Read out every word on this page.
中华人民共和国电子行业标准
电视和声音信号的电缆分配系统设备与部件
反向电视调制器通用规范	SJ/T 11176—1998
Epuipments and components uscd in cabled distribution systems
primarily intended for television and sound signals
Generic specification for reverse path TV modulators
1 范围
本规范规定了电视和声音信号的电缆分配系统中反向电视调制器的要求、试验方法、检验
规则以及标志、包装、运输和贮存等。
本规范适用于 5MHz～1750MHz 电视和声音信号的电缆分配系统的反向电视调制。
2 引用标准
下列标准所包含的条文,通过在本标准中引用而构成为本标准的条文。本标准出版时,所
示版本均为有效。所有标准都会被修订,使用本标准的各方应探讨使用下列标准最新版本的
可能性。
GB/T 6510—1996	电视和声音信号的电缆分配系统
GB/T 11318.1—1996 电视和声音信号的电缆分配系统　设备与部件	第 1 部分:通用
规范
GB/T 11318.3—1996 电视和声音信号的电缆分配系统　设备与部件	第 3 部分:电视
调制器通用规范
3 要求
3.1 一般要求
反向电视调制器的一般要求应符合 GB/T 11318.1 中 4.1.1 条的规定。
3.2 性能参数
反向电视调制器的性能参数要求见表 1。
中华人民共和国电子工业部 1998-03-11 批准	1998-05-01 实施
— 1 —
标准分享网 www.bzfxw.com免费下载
------------------------------------------------------------
EXERCISE REQUIREMENTS:
Every line above should be written out again exactly as it stands.

SOLVED PROBLEM:
Read out every word on this page.
中华人民共和国电子行业标准
电视和声音信号的电缆分配系统设备与部件
反向电视调制器通用规范	SJ/T 11176—1998
Epuipments and components uscd in cabled distribution systems
primarily intended for television and sound signals
Generic specification for reverse path TV modulators
1 范围
本规范规定了电视和声音信号的电缆分配系统中反向电视调制器的要求、试验方法、检验
规则以及标志、包装、运输和贮存等。
本规范适用于 5MHz～1750MHz 电视和声音信号的电缆分配系统的反向电视调制。
2 引用标准
下列标准所包含的条文,通过在本标准中引用而构成为本标准的条文。本标准出版时,所
示版本均为有效。所有标准都会被修订,使用本标准的各方应探讨使用下列标准最新版本的
可能性。
GB/T 6510—1996	电视和声音信号的电缆分配系统
GB/T 11318.1—1996 电视和声音信号的电缆分配系统　设备与部件	第 1 部分:通用
规范
GB/T 11318.3—1996 电视和声音信号的电缆分配系统　设备与部件	第 3 部分:电视
调制器通用规范
3 要求
3.1 一般要求
反向电视调制器的一般要求应符合 GB/T 11318.1 中 4.1.1 条的规定。
3.2 性能参数
反向电视调制器的性能参数要求见表 1。
中华人民共和国电子工业部 1998-03-11 批准	1998-05-01 实施
— 1 —
标准分享网 www.bzfxw.com免费下载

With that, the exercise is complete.